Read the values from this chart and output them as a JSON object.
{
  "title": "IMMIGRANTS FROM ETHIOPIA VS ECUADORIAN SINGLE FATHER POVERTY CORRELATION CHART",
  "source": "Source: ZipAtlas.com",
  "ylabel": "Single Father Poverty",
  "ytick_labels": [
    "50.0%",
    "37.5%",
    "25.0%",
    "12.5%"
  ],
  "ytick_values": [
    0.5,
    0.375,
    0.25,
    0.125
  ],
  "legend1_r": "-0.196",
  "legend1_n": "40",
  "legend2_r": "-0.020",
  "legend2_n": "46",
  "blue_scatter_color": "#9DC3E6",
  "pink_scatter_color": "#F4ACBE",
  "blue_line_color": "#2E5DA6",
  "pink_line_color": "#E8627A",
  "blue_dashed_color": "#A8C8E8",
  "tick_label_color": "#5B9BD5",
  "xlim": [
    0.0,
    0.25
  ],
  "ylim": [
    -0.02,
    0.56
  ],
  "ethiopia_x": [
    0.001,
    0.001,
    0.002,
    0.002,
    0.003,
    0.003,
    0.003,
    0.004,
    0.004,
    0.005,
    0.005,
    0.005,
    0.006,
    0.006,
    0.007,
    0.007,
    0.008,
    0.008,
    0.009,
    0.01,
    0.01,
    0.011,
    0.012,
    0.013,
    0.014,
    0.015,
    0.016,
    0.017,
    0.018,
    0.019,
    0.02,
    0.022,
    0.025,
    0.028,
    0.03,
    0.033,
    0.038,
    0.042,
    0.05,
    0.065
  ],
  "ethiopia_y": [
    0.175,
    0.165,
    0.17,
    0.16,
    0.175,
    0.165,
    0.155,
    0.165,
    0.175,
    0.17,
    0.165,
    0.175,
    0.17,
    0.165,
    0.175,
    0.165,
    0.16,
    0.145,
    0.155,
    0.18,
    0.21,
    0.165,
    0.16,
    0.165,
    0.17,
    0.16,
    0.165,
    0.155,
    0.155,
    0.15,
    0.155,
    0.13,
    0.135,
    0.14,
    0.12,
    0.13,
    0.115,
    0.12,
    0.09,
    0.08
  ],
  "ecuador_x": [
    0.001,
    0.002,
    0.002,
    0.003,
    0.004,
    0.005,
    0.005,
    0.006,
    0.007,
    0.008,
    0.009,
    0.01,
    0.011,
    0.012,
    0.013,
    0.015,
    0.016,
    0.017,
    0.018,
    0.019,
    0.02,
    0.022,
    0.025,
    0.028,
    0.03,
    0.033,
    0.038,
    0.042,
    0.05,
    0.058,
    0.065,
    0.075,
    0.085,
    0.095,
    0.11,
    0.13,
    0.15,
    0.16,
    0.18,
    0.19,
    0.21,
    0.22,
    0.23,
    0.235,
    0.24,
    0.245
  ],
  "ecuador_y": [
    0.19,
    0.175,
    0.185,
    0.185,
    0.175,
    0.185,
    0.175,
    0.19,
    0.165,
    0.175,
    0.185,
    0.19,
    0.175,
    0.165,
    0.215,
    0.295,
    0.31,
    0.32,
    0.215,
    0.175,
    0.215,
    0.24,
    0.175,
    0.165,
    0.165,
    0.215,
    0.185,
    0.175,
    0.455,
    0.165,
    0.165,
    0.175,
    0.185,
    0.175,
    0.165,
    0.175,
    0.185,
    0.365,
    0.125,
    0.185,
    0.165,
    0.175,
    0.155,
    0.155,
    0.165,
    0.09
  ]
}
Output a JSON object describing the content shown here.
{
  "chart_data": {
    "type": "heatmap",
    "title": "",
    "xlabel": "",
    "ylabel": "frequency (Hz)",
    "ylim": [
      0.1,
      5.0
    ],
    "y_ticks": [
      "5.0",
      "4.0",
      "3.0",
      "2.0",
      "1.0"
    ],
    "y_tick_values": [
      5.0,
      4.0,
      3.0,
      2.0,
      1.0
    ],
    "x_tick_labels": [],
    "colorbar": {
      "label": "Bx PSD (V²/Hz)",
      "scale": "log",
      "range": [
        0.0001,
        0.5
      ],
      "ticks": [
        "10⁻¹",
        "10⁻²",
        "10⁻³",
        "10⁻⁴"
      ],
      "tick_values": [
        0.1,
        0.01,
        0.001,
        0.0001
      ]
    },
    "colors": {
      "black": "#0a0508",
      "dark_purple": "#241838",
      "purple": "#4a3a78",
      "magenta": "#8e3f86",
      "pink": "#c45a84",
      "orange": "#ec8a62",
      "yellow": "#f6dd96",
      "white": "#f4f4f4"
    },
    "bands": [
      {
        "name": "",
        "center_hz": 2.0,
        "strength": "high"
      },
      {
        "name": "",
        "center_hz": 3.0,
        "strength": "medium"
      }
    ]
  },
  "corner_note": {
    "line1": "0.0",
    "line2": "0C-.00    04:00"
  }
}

★ ★ ★

Short task — Extract every line from the records above that contains the word "ylabel".

Answer in full —
  "ylabel": "Single Father Poverty",
    "ylabel": "frequency (Hz)",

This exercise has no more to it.